| Instructions for the task |
Quote the part of the listing below that opens with its first line and closes with the line containing "data-point-R — [1231, 100, 1252, 121]", including both ends.

-- begin Records for the exercise --

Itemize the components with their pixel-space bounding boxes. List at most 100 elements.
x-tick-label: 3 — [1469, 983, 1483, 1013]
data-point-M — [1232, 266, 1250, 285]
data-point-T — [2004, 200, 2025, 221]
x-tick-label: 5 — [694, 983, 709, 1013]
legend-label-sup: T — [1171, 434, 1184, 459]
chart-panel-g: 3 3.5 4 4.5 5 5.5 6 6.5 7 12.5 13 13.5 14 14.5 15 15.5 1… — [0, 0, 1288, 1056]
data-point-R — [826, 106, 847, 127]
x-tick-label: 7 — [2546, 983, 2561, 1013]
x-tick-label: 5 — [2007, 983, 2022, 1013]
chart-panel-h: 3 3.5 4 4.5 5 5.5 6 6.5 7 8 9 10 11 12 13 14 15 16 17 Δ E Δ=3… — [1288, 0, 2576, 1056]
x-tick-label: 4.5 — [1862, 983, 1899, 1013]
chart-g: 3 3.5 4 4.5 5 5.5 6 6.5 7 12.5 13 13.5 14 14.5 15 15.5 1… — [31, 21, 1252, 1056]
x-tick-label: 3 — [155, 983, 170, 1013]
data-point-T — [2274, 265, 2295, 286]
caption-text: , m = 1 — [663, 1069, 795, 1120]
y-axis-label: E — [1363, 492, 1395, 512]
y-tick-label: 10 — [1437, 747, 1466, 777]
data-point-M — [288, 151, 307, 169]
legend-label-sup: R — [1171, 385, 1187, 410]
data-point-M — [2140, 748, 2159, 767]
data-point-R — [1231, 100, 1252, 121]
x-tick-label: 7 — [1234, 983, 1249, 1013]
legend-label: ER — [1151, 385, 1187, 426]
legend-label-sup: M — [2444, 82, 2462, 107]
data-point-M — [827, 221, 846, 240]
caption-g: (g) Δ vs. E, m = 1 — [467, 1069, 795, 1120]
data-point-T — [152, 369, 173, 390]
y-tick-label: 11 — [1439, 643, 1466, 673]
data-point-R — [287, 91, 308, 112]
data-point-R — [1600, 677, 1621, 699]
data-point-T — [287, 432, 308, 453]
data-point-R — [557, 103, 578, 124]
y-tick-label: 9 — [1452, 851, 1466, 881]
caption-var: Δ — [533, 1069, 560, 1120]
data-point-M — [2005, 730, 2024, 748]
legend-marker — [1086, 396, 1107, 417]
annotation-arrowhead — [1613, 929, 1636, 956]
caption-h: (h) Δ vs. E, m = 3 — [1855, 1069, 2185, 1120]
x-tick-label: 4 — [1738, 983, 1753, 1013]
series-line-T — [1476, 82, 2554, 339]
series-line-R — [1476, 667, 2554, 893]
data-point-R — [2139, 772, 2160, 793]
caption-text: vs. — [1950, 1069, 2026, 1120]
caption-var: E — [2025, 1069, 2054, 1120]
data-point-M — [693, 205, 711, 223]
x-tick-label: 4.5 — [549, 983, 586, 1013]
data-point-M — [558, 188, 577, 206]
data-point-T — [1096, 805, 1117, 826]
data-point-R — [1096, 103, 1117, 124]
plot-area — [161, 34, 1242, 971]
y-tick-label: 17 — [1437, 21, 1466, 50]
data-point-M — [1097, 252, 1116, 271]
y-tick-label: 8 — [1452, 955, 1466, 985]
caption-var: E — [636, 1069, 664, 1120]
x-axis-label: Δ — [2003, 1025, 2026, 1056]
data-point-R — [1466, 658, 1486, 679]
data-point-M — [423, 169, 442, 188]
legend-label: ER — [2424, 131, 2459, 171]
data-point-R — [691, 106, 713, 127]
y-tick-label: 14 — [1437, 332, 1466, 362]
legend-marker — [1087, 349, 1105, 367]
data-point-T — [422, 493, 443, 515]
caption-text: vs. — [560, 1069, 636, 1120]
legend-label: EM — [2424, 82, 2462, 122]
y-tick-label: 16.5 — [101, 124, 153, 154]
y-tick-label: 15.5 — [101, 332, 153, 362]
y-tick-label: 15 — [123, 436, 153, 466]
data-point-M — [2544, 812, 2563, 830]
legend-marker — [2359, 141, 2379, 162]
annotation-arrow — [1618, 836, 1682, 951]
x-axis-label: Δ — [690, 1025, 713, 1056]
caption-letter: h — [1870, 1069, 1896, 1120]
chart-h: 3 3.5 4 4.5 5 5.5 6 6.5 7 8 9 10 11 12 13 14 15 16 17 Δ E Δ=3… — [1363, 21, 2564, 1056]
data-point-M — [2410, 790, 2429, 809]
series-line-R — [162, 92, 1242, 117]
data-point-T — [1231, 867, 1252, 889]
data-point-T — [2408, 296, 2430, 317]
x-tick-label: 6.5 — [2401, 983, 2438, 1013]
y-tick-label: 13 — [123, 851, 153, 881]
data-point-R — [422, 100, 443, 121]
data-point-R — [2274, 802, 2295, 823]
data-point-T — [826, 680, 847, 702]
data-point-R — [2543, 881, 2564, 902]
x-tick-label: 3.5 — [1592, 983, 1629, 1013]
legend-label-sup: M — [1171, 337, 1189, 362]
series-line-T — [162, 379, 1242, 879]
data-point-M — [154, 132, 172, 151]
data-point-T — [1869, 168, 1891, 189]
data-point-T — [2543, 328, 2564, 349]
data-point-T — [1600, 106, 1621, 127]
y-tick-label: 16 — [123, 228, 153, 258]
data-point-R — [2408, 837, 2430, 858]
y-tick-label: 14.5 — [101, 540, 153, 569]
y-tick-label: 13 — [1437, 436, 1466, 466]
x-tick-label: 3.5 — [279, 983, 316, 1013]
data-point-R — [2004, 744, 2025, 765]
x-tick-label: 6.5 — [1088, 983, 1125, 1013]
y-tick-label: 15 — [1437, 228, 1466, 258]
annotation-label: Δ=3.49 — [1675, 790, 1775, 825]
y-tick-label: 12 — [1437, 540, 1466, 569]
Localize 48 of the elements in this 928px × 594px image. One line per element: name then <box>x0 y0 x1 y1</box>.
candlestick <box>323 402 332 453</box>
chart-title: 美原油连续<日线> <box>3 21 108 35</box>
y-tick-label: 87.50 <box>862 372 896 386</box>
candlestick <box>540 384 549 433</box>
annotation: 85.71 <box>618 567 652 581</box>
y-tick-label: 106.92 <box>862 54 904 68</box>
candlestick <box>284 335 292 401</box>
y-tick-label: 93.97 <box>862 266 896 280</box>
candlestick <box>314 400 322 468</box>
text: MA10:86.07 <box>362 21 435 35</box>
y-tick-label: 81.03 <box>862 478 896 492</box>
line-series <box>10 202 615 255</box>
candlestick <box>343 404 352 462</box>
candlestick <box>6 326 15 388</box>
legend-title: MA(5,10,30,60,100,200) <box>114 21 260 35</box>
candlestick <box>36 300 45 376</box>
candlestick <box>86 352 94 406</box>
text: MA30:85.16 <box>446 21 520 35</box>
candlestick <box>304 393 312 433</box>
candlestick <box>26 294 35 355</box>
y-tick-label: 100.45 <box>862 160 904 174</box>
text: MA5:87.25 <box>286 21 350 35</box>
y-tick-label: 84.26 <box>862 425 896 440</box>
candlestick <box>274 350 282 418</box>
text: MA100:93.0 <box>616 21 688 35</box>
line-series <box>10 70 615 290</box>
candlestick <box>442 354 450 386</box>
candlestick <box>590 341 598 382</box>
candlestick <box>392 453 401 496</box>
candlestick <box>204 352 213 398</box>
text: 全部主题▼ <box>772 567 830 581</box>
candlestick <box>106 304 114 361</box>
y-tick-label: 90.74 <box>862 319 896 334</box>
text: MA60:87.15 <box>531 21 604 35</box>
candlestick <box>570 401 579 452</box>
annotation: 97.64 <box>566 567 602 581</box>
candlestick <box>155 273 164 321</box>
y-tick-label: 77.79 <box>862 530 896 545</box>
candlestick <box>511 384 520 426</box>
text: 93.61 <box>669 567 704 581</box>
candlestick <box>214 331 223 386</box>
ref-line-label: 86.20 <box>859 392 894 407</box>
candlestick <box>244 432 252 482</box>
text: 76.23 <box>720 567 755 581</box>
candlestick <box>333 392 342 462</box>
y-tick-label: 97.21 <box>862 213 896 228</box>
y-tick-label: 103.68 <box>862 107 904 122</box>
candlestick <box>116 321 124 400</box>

-- end Records for the exercise --

| Output for this task |
Itemize the components with their pixel-space bounding boxes. List at most 100 elements.
x-tick-label: 3 — [1469, 983, 1483, 1013]
data-point-M — [1232, 266, 1250, 285]
data-point-T — [2004, 200, 2025, 221]
x-tick-label: 5 — [694, 983, 709, 1013]
legend-label-sup: T — [1171, 434, 1184, 459]
chart-panel-g: 3 3.5 4 4.5 5 5.5 6 6.5 7 12.5 13 13.5 14 14.5 15 15.5 1… — [0, 0, 1288, 1056]
data-point-R — [826, 106, 847, 127]
x-tick-label: 7 — [2546, 983, 2561, 1013]
x-tick-label: 5 — [2007, 983, 2022, 1013]
chart-panel-h: 3 3.5 4 4.5 5 5.5 6 6.5 7 8 9 10 11 12 13 14 15 16 17 Δ E Δ=3… — [1288, 0, 2576, 1056]
x-tick-label: 4.5 — [1862, 983, 1899, 1013]
chart-g: 3 3.5 4 4.5 5 5.5 6 6.5 7 12.5 13 13.5 14 14.5 15 15.5 1… — [31, 21, 1252, 1056]
x-tick-label: 3 — [155, 983, 170, 1013]
data-point-T — [2274, 265, 2295, 286]
caption-text: , m = 1 — [663, 1069, 795, 1120]
y-axis-label: E — [1363, 492, 1395, 512]
y-tick-label: 10 — [1437, 747, 1466, 777]
data-point-M — [288, 151, 307, 169]
legend-label-sup: R — [1171, 385, 1187, 410]
data-point-M — [2140, 748, 2159, 767]
data-point-R — [1231, 100, 1252, 121]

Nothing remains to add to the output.